■ SHORT TASK
Search the material below for the string "بعدی" and extract each line that has it.

[Lines of data]
+ + + +

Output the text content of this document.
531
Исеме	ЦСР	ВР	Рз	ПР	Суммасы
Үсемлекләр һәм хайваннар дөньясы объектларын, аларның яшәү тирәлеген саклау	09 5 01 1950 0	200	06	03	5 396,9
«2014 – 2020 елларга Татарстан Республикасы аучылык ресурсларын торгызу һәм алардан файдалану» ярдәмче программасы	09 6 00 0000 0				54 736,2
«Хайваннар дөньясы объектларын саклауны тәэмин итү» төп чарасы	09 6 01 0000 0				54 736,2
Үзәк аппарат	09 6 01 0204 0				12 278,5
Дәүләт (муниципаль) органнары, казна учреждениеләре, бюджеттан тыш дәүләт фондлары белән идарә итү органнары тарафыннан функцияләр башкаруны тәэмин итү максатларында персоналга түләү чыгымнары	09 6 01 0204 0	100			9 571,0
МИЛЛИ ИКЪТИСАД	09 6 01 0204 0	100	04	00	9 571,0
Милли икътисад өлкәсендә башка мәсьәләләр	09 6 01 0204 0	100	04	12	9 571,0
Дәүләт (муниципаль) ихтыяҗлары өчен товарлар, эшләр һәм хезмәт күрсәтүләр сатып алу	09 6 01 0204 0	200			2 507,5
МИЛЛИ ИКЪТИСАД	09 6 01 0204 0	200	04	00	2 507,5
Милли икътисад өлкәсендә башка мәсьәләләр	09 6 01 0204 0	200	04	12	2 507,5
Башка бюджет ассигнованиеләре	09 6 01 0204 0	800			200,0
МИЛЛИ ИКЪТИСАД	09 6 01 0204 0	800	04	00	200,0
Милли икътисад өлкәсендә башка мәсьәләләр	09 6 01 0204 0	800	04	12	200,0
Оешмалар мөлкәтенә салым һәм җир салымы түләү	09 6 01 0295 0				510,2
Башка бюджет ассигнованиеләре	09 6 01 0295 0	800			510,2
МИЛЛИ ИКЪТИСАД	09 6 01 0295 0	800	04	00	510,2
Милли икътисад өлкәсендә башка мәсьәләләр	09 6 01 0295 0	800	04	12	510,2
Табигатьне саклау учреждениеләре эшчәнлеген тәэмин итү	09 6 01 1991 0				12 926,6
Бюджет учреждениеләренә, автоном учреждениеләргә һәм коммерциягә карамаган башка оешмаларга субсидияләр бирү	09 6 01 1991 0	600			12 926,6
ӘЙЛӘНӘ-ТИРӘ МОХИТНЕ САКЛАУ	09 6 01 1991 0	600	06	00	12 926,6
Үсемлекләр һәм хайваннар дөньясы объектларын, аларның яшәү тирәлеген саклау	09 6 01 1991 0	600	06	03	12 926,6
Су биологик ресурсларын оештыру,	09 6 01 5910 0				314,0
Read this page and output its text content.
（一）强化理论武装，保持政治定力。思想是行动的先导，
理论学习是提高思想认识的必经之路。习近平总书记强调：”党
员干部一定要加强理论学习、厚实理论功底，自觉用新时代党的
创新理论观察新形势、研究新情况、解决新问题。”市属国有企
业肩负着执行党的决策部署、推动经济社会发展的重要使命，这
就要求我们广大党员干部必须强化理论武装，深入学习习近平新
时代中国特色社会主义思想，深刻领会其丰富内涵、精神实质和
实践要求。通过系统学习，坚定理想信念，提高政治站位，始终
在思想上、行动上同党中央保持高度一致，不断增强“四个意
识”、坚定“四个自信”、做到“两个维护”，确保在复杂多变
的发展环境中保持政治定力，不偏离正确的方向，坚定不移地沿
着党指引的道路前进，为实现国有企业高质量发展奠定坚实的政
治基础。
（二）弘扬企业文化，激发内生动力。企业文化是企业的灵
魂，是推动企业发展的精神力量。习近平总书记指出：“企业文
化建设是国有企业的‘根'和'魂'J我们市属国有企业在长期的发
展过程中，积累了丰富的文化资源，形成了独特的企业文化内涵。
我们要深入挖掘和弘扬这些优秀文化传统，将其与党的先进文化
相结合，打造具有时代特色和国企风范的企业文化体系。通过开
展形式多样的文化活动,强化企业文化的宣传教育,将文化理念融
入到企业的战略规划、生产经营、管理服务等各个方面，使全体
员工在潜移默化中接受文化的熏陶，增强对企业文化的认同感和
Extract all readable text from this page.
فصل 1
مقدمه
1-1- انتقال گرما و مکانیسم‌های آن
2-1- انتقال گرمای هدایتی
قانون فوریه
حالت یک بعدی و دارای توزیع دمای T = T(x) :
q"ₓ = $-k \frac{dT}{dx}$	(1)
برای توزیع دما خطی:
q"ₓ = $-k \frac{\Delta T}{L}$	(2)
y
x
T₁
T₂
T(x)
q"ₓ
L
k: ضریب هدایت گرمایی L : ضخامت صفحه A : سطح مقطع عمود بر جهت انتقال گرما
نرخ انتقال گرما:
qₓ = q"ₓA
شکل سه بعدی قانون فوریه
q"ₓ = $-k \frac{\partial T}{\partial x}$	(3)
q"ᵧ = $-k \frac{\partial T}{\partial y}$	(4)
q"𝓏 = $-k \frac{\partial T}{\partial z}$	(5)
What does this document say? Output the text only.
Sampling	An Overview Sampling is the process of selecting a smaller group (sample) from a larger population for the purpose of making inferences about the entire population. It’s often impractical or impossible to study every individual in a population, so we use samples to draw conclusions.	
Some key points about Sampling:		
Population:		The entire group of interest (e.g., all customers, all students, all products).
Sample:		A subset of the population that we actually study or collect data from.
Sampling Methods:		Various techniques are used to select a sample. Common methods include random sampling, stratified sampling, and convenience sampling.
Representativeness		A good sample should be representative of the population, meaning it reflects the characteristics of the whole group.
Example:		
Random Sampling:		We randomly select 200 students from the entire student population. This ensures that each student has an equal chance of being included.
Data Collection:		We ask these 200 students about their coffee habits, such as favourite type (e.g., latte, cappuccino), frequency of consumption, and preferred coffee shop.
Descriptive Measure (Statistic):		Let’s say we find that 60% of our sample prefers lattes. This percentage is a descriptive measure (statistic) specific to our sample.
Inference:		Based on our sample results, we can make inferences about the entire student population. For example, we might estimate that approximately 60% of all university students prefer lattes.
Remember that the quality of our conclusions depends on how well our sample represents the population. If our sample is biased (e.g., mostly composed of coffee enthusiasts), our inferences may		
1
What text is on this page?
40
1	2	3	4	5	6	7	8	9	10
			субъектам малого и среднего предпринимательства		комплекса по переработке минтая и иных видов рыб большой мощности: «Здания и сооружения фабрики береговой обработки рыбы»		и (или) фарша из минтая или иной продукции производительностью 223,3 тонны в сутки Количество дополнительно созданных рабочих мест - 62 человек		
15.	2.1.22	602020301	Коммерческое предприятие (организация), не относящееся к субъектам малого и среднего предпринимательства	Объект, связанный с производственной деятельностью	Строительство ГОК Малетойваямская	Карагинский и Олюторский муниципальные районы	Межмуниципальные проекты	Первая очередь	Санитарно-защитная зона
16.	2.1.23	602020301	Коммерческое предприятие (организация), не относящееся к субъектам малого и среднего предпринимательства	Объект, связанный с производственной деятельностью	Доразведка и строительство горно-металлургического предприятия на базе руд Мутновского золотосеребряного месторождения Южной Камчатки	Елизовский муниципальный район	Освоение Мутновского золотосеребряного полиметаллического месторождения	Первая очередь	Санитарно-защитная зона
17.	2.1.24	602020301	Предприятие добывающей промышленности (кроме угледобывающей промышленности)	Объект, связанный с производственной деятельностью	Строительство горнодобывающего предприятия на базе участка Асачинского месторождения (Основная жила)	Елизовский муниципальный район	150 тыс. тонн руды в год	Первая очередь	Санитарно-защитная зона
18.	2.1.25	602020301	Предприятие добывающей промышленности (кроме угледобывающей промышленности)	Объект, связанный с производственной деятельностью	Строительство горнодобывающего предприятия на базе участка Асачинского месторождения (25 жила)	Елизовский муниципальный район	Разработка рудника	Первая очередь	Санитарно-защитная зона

+ + + +

■ WRITTEN RESPONSE
حالت یک بعدی و دارای توزیع دمای T = T(x) :
شکل سه بعدی قانون فوریه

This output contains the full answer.